- _Record excerpts_

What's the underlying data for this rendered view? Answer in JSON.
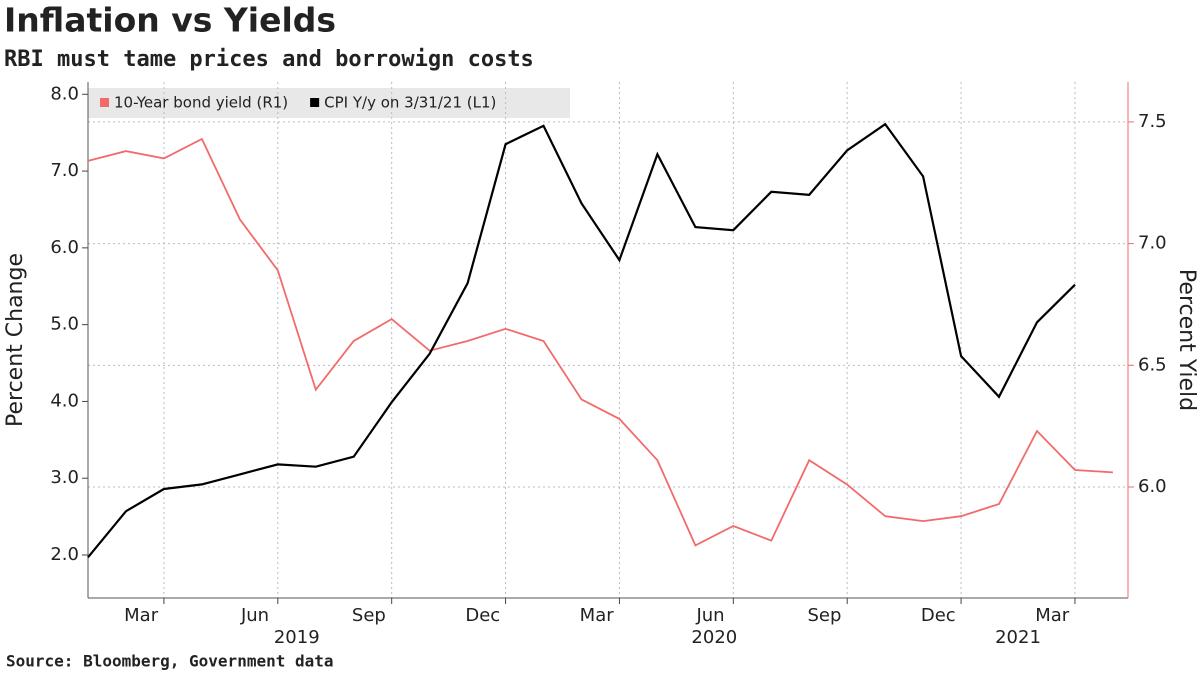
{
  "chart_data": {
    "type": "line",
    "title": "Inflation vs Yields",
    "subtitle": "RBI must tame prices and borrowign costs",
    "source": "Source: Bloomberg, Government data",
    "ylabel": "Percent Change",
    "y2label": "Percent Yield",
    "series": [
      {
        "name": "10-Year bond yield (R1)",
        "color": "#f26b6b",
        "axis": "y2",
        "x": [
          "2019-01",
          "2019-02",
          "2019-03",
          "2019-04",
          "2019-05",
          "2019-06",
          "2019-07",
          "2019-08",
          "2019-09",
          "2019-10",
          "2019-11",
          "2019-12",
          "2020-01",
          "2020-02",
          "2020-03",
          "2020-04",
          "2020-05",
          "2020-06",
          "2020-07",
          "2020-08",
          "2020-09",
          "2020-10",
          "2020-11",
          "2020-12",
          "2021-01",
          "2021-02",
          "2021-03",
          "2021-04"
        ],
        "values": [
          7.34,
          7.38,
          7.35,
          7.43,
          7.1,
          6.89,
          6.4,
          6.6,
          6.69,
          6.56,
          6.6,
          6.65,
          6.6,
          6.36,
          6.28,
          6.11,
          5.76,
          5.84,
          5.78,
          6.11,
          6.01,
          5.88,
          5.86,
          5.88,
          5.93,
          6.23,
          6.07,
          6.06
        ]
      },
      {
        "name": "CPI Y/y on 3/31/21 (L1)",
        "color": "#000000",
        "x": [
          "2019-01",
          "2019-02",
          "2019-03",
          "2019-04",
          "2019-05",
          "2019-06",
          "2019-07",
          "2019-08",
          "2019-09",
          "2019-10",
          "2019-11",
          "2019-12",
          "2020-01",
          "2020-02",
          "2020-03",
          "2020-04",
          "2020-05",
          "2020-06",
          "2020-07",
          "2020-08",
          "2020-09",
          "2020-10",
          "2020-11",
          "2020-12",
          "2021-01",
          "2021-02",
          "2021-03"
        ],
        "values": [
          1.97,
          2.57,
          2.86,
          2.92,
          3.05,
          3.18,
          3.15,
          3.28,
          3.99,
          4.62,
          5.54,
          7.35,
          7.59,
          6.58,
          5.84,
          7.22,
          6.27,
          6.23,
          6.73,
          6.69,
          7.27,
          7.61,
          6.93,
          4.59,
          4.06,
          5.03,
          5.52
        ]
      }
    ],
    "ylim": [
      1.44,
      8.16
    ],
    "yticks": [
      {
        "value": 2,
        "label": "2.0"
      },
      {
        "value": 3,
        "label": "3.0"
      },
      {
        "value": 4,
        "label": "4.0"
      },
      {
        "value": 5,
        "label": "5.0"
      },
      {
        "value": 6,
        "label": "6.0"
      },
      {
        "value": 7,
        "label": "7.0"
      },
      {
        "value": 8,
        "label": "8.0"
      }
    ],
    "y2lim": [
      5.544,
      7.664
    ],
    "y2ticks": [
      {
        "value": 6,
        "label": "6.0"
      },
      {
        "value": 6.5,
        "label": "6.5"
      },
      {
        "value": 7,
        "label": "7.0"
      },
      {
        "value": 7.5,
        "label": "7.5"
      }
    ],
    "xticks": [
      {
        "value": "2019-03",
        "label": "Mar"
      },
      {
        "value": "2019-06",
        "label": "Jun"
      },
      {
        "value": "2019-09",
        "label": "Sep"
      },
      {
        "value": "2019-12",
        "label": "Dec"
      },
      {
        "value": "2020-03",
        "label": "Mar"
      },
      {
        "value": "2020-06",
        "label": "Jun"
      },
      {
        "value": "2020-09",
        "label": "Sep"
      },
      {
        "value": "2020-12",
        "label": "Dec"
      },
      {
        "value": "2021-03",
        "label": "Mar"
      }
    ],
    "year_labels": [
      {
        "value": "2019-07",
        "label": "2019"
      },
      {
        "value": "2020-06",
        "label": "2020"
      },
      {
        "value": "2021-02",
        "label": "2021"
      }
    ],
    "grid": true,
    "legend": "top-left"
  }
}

- _The task_
Copy in full each line that holds the word "Percent".

- _The response_
    "ylabel": "Percent Change",
    "y2label": "Percent Yield",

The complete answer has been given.